• Aim: Copy out the whole listing exactly as written, leaving the pictures behind.

** Start of Data for the task **

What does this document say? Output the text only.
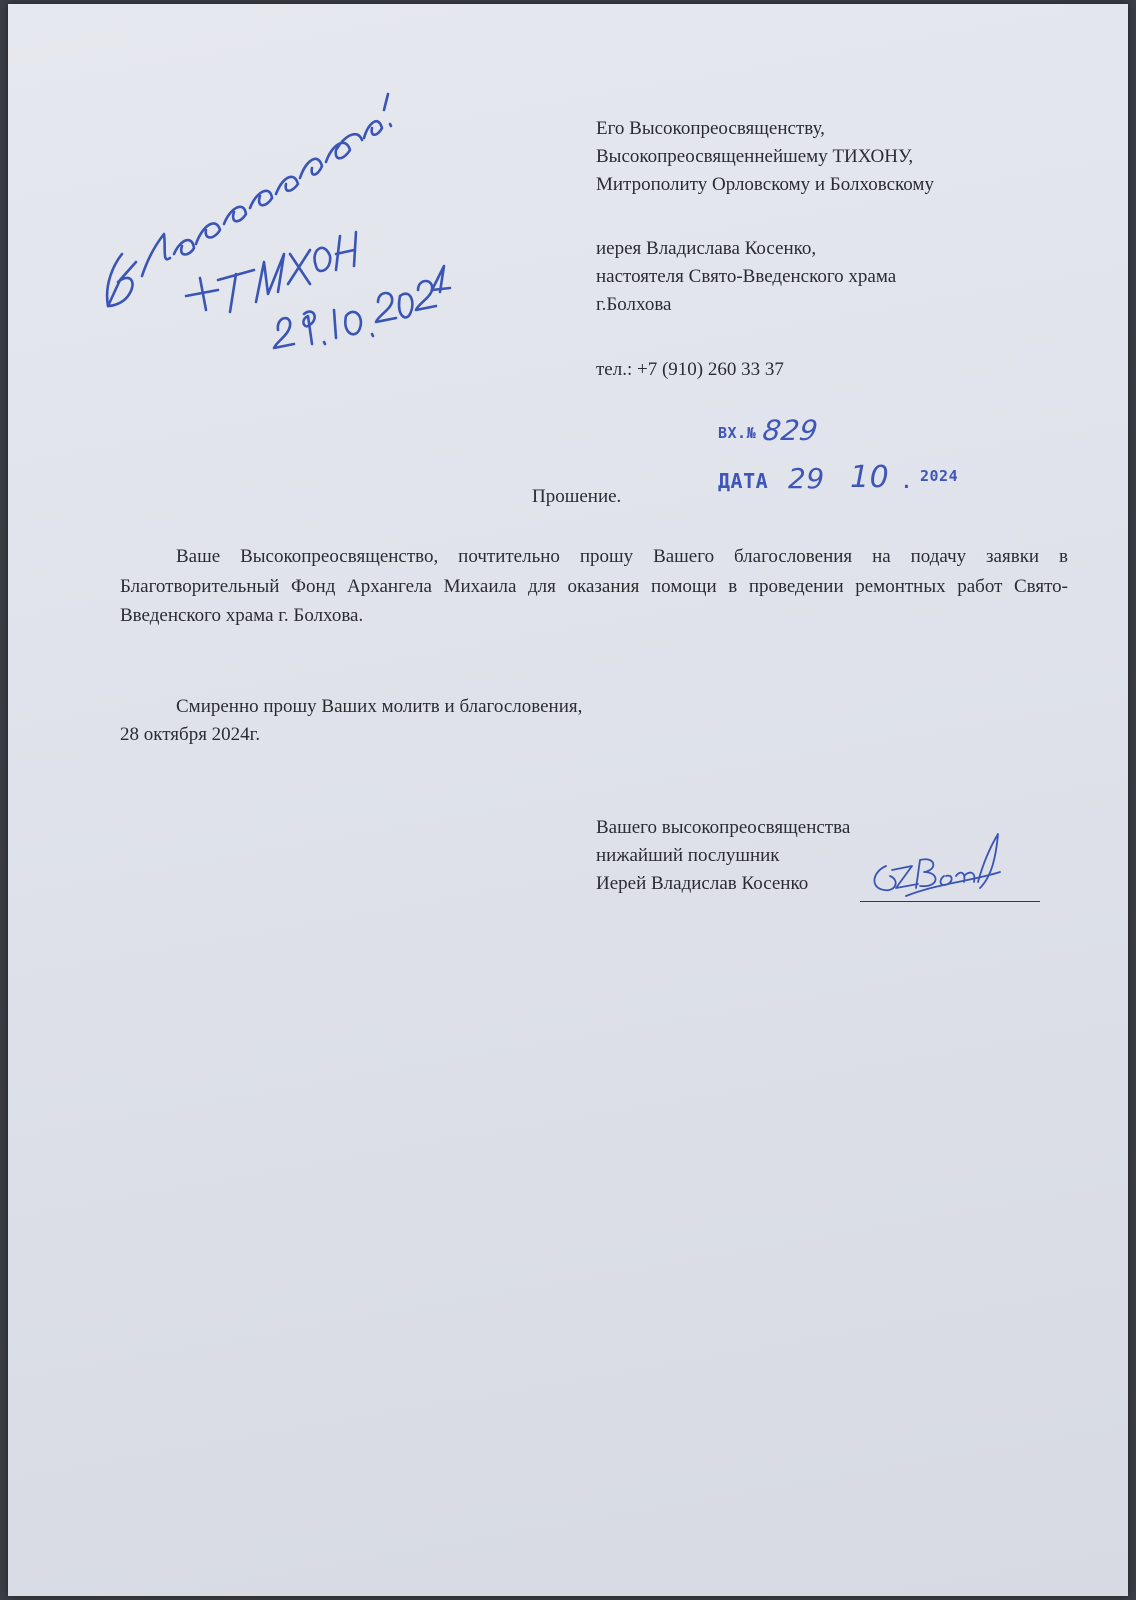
Его Высокопреосвященству,
Высокопреосвященнейшему ТИХОНУ,
Митрополиту Орловскому и Болховскому
иерея Владислава Косенко,
настоятеля Свято-Введенского храма
г.Болхова
тел.: +7 (910) 260 33 37
ВХ.№ 829
ДАТА 29 10 . 2024
Прошение.
Ваше Высокопреосвященство, почтительно прошу Вашего благословения на подачу заявки в Благотворительный Фонд Архангела Михаила для оказания помощи в проведении ремонтных работ Свято-Введенского храма г. Болхова.
Смиренно прошу Ваших молитв и благословения,
28 октября 2024г.
Вашего высокопреосвященства
нижайший послушник
Иерей Владислав Косенко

** End of Data for the task **

• Finished exercise:
What does this document say? Output the text only.
Его Высокопреосвященству,
Высокопреосвященнейшему ТИХОНУ,
Митрополиту Орловскому и Болховскому
иерея Владислава Косенко,
настоятеля Свято-Введенского храма
г.Болхова
тел.: +7 (910) 260 33 37
ВХ.№ 829
ДАТА 29 10 . 2024
Прошение.
Ваше Высокопреосвященство, почтительно прошу Вашего благословения на подачу заявки в Благотворительный Фонд Архангела Михаила для оказания помощи в проведении ремонтных работ Свято-Введенского храма г. Болхова.
Смиренно прошу Ваших молитв и благословения,
28 октября 2024г.
Вашего высокопреосвященства
нижайший послушник
Иерей Владислав Косенко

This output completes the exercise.